▶ _Entries shown_
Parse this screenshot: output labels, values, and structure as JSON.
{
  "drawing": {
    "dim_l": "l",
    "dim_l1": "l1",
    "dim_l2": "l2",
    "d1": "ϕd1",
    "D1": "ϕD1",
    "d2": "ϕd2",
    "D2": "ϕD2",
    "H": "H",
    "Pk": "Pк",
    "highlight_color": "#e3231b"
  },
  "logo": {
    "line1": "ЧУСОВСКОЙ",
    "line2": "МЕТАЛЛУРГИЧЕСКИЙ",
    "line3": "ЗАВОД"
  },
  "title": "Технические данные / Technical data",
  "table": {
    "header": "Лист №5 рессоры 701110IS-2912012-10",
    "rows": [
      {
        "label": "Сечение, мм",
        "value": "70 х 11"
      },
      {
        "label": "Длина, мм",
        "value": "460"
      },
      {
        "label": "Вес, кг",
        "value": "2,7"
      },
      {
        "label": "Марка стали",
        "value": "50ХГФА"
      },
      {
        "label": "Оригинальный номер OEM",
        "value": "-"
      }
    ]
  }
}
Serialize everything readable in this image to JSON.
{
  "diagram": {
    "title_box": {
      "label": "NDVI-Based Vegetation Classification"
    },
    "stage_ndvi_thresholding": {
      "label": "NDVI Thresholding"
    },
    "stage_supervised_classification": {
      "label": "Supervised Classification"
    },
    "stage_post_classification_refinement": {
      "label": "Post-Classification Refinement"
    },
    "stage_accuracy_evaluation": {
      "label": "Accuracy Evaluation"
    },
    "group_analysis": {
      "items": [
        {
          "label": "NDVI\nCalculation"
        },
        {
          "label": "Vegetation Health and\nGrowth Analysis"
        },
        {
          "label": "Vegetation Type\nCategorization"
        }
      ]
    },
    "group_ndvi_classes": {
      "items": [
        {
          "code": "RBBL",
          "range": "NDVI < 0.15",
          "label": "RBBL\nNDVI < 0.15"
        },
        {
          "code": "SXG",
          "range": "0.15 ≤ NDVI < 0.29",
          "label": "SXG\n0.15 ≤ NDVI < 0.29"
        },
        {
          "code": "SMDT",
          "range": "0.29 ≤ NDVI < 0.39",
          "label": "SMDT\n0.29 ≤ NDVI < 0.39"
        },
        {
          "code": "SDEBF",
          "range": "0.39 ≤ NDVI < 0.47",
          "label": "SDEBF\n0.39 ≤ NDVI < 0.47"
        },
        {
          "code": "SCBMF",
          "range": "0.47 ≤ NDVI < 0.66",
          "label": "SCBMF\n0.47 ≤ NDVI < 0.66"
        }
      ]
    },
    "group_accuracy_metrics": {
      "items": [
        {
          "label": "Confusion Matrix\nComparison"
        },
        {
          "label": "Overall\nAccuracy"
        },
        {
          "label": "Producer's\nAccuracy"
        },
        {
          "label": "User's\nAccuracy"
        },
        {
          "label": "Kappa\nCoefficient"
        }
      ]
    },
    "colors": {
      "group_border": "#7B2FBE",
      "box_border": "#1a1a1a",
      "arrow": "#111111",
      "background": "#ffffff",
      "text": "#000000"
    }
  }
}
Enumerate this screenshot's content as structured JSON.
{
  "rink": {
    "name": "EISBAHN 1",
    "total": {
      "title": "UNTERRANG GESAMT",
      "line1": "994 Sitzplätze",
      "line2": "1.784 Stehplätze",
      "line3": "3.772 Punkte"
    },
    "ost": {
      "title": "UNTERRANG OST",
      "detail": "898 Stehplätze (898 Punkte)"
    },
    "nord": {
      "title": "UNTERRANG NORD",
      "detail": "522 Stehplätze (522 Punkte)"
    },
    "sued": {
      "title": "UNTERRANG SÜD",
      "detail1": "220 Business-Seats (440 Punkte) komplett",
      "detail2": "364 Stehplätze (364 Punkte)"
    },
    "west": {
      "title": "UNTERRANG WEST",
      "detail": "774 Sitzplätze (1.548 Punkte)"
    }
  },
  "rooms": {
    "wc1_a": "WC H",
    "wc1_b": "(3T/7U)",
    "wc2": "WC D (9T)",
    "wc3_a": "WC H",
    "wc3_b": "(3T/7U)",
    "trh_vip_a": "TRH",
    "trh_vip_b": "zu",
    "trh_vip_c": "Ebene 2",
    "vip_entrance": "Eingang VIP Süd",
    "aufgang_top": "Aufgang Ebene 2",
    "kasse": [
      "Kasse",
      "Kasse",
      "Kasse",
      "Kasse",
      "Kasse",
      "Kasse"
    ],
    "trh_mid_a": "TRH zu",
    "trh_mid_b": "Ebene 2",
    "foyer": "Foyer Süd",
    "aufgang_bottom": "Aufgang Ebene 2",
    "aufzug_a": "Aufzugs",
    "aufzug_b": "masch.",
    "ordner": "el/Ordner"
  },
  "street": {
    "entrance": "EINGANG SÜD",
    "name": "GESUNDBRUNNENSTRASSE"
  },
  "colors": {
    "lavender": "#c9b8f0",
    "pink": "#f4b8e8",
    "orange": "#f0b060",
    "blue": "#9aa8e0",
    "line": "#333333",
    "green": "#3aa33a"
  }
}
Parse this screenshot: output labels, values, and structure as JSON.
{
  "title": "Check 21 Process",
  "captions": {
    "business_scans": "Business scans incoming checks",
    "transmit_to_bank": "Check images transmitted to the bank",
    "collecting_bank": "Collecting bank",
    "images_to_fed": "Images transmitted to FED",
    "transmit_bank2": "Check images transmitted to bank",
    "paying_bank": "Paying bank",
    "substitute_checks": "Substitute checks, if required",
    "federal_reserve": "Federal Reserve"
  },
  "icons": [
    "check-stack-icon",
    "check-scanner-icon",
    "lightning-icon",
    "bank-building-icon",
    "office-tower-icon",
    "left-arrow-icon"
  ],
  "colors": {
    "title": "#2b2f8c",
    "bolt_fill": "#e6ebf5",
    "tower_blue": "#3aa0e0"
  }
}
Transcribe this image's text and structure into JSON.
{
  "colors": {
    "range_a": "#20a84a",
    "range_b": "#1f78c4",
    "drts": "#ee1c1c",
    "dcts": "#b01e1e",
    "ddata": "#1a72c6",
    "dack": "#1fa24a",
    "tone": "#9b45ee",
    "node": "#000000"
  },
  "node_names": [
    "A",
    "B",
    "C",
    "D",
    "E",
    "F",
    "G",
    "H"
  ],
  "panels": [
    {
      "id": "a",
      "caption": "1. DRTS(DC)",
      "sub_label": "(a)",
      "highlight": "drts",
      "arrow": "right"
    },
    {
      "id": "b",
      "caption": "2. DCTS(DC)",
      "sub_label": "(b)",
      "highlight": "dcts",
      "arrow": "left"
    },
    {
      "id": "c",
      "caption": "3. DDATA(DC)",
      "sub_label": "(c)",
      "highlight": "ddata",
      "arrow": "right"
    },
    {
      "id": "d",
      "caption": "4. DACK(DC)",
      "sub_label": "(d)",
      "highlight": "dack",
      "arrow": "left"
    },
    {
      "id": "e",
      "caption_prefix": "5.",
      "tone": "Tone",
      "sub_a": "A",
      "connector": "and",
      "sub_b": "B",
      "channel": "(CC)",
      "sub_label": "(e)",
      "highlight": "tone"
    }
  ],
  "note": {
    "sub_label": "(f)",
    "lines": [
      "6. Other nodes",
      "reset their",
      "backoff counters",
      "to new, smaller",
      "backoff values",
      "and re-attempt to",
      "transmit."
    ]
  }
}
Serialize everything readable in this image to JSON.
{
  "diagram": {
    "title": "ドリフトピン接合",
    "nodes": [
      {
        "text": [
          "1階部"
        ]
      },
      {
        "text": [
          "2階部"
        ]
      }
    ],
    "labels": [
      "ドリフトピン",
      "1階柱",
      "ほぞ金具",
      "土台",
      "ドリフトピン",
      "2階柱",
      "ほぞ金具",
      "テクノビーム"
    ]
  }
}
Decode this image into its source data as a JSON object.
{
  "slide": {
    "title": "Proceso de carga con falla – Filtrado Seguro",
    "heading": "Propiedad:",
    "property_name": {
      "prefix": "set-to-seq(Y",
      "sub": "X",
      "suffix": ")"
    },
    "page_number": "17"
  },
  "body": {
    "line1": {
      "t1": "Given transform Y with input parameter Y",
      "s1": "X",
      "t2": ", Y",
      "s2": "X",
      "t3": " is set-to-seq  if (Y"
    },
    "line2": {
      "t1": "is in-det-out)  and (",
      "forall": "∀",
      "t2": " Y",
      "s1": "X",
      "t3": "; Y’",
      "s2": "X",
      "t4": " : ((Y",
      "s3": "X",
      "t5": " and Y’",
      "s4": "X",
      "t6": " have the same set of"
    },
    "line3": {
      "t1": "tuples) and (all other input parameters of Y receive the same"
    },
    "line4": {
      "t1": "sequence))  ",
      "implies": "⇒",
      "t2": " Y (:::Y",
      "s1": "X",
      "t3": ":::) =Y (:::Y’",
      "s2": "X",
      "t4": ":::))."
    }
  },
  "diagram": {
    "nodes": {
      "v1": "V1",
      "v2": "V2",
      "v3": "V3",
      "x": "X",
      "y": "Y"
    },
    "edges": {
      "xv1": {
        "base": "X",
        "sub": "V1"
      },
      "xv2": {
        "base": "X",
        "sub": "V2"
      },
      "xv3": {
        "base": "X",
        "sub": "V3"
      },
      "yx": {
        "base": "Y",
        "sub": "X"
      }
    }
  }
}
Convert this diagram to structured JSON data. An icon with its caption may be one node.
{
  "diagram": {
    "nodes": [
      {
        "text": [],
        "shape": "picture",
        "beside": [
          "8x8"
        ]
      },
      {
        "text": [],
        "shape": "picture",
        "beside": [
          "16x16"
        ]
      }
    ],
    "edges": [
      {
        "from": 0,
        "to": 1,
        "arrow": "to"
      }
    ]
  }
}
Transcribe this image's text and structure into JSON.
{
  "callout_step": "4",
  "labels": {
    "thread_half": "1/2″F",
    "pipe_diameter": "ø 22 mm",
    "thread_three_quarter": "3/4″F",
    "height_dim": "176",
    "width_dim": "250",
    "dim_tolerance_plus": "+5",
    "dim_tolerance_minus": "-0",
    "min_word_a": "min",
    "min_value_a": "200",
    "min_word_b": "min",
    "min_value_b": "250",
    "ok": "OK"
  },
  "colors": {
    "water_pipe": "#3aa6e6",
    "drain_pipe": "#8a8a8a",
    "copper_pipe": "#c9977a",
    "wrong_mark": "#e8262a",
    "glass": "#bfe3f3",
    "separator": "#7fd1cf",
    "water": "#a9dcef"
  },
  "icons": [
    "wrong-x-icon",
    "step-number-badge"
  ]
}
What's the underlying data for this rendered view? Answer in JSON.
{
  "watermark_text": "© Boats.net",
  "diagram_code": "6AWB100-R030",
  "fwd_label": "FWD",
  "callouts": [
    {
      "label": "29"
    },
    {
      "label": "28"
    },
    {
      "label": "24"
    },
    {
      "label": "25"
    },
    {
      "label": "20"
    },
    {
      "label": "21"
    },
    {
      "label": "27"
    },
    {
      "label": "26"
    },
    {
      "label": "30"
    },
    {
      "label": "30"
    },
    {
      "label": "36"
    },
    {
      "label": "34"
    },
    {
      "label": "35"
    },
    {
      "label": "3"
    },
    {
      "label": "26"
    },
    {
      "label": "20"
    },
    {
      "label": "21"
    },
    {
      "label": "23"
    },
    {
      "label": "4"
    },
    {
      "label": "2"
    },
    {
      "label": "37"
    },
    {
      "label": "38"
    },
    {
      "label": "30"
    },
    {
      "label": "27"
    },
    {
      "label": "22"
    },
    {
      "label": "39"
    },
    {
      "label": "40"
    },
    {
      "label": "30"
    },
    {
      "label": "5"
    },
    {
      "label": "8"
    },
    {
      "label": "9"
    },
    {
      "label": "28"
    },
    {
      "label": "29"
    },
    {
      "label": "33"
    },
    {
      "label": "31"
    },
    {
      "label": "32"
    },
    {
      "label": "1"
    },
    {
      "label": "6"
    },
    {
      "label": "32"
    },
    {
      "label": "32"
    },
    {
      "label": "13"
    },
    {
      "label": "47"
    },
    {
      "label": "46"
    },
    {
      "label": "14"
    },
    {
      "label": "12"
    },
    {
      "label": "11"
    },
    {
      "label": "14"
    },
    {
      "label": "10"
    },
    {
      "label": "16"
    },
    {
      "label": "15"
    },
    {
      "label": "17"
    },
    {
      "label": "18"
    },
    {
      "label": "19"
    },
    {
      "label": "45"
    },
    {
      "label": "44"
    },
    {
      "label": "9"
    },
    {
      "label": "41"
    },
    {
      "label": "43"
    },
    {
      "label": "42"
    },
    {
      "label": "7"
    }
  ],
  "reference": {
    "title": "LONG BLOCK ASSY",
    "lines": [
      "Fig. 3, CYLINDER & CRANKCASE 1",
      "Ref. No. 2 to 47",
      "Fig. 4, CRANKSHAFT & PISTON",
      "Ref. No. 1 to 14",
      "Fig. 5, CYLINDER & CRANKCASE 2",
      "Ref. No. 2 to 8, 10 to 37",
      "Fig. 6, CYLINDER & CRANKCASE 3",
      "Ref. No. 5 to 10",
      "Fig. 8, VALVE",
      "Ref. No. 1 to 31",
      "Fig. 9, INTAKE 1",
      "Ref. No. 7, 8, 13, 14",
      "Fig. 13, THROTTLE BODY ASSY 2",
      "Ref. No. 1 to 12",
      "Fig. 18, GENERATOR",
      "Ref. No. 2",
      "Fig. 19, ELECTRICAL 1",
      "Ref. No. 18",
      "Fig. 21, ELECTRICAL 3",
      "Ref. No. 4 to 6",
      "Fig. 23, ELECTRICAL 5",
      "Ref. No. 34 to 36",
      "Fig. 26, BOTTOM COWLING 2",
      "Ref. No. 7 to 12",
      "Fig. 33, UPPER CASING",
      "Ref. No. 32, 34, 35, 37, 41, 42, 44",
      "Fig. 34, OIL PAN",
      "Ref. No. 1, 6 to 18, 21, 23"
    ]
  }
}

▶ _Required work_
Report each line of the material above where the word "structured" appears.

▶ _Result_
Enumerate this screenshot's content as structured JSON.
Convert this diagram to structured JSON data. An icon with its caption may be one node.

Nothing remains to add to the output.